→ **Source passage**
# Cashing out pension + separation package



## crgf1k (Aug 8, 2015)

I will be leaving my employer and cashing out my defined benefit pension. Part of the pension will go to a LIRA, and the rest will be taxable. I will also be receiving a separate cash amount as part of a separation package.

I will be managing the investment of these funds myself.

Do I need to hire a financial adviser or accountant now to create a tax strategy for receiving these funds, or should I simply give my employer the account numbers of my existing investment accounts and let an accountant sort out the taxes at tax time? 
I already have a LIRA, RRSP, TFSA, and unregistered investment accounts. Can I have my employer transfer into an existing LIRA account, or will have to make a second one?


----------



## twa2w (Mar 5, 2016)

→ **Data**
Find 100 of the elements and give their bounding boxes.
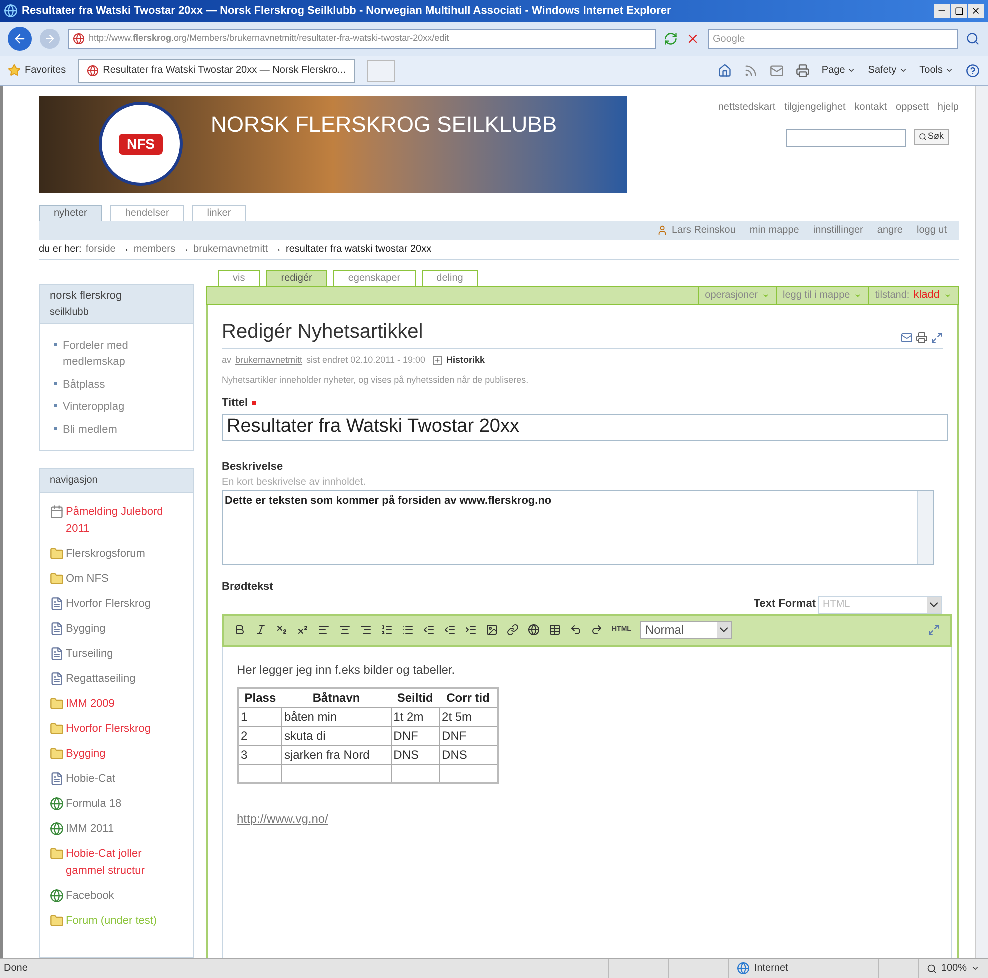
...
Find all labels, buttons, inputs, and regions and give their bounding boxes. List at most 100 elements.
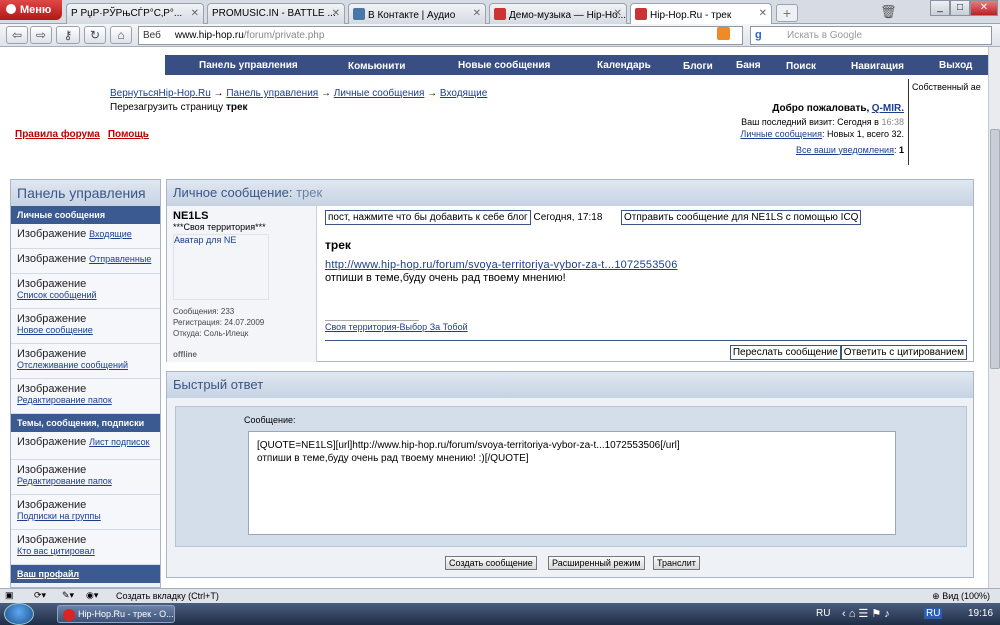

→ **Aim**
In the thread about cashing out a pension, rewrite the passage between "# Cashing out" and "these funds myself.", inclusive, swapping "separation package" for "severance package".

→ **Solution**
# Cashing out pension + severance package



## crgf1k (Aug 8, 2015)

I will be leaving my employer and cashing out my defined benefit pension. Part of the pension will go to a LIRA, and the rest will be taxable. I will also be receiving a separate cash amount as part of a severance package.

I will be managing the investment of these funds myself.